The powerful preference for just these three timing patterns was verified (Cummins and Port, 1998) in experiments where subjects were asked to repeat phrases similar in structure to the one above, while placing the final stressed syllable onset at randomly selected temporal locations within the cycle from 20% to 70% of the way through the cycle. The target phase angle was indicated by using a computer generated tone at randomly chosen locations. The cycle period was adjusted so as not to strain speaking rate. The subjects were asked to put the first word on the higher-pitched metronome pulse and the final word (all monosyllabic) on the low-pitched metronome pulse (which was randomly located from trial to trial). On each trial they cycled the same pattern 8 times in a row on a single exhale (since we found that attempts at breathing interfere with the timing).
^^^^
◆ **Tasks to complete**
• A. For each statement below, say yes or no to whether it agrees with the passage on speech timing, and quote the words from that passage that decide it. (i) A computer generated tone marked the target phase angle. (ii) Subjects placed the final word on the higher-pitched metronome pulse. (iii) On each trial, subjects repeated the pattern 8 times on a single exhale.
• B. According to the passage on speech timing, within what range of the cycle were the onsets of the final stressed syllable placed?
• C. Reproduce the part of the passage on speech timing starting at "The powerful preference" and ending at "with the timing).".

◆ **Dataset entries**
^^^^
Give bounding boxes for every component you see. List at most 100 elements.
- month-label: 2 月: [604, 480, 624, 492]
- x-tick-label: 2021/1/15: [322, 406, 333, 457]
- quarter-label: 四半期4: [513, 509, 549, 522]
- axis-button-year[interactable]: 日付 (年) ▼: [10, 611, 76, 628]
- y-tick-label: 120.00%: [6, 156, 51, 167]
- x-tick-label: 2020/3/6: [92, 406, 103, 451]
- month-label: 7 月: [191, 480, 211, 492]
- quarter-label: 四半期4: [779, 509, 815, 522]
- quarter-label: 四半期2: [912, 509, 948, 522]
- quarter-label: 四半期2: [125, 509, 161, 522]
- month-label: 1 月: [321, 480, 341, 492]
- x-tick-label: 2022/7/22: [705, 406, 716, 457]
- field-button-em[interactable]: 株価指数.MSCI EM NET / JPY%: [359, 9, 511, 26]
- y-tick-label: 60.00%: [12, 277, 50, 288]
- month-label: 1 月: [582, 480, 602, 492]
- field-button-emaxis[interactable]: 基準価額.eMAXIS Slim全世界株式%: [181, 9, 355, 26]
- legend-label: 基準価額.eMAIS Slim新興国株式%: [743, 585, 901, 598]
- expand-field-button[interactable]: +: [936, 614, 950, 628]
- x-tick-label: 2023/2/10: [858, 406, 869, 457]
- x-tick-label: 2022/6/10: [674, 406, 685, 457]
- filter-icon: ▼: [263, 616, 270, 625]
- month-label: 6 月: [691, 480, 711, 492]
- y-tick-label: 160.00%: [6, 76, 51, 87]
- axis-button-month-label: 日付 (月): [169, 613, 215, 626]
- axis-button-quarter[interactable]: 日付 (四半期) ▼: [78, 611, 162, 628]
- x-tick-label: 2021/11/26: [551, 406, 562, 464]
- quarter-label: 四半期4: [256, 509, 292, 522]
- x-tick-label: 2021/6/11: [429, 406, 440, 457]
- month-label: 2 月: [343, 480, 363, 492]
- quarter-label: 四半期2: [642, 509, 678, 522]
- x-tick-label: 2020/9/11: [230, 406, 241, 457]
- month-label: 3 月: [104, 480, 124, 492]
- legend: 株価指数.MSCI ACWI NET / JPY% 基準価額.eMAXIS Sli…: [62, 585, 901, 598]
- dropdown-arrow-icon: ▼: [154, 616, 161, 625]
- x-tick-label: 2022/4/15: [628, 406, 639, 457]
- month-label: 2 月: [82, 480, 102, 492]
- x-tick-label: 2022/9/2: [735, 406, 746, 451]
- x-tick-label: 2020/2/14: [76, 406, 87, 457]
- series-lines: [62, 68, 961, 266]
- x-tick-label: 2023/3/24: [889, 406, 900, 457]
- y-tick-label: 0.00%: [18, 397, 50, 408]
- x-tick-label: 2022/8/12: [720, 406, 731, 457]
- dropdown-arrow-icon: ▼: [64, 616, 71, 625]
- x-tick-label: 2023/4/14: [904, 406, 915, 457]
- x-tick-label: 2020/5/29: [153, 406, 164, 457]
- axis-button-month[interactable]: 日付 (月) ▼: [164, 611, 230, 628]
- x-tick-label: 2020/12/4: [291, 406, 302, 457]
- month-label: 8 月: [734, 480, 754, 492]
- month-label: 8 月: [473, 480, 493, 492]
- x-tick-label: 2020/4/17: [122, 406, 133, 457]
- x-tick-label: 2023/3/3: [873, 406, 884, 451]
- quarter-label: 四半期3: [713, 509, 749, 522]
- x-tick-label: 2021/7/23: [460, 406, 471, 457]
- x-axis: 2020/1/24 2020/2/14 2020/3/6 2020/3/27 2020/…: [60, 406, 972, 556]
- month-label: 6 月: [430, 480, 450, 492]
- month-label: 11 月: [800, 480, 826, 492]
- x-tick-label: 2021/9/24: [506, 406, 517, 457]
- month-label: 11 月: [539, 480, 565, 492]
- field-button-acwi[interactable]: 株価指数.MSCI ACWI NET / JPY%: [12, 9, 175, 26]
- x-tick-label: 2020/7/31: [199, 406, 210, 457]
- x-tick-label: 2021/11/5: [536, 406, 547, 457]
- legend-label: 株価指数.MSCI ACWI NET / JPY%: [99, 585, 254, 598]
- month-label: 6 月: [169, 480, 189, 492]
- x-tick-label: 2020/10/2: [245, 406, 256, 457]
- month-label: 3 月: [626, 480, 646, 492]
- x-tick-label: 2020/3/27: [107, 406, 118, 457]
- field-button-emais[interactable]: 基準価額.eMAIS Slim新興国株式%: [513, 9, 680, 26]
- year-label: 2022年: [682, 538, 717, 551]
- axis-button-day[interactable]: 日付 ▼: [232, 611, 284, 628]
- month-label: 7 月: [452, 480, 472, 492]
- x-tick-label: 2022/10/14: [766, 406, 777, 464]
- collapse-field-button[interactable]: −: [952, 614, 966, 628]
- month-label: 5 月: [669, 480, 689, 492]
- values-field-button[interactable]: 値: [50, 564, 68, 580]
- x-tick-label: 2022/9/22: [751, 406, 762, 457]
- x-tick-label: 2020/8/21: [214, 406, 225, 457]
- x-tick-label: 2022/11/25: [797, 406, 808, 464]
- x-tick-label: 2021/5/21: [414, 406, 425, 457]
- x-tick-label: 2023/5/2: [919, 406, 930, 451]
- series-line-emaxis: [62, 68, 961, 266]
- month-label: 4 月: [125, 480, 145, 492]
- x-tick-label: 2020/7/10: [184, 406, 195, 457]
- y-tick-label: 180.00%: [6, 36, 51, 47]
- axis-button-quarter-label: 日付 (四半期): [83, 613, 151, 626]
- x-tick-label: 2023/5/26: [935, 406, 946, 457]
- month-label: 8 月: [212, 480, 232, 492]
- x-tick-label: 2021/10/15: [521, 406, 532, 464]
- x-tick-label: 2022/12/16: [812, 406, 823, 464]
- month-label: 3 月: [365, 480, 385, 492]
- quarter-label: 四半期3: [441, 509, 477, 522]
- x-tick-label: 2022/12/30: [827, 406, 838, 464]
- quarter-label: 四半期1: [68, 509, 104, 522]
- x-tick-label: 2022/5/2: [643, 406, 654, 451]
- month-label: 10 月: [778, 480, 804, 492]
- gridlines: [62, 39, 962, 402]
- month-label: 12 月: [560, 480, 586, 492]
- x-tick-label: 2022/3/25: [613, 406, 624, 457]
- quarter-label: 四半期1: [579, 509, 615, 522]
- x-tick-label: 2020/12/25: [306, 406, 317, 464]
^^^^
◆ **Answers for the exercise**
• A.
(i) Yes: "The target phase angle was indicated by using a computer generated tone at randomly chosen locations."
(ii) No: "the final word (all monosyllabic) on the low-pitched metronome pulse"
(iii) Yes: "On each trial they cycled the same pattern 8 times in a row on a single exhale"

• B. From 20% to 70% of the way through the cycle.

• C.
The powerful preference for just these three timing patterns was verified (Cummins and Port, 1998) in experiments where subjects were asked to repeat phrases similar in structure to the one above, while placing the final stressed syllable onset at randomly selected temporal locations within the cycle from 20% to 70% of the way through the cycle. The target phase angle was indicated by using a computer generated tone at randomly chosen locations. The cycle period was adjusted so as not to strain speaking rate. The subjects were asked to put the first word on the higher-pitched metronome pulse and the final word (all monosyllabic) on the low-pitched metronome pulse (which was randomly located from trial to trial). On each trial they cycled the same pattern 8 times in a row on a single exhale (since we found that attempts at breathing interfere with the timing).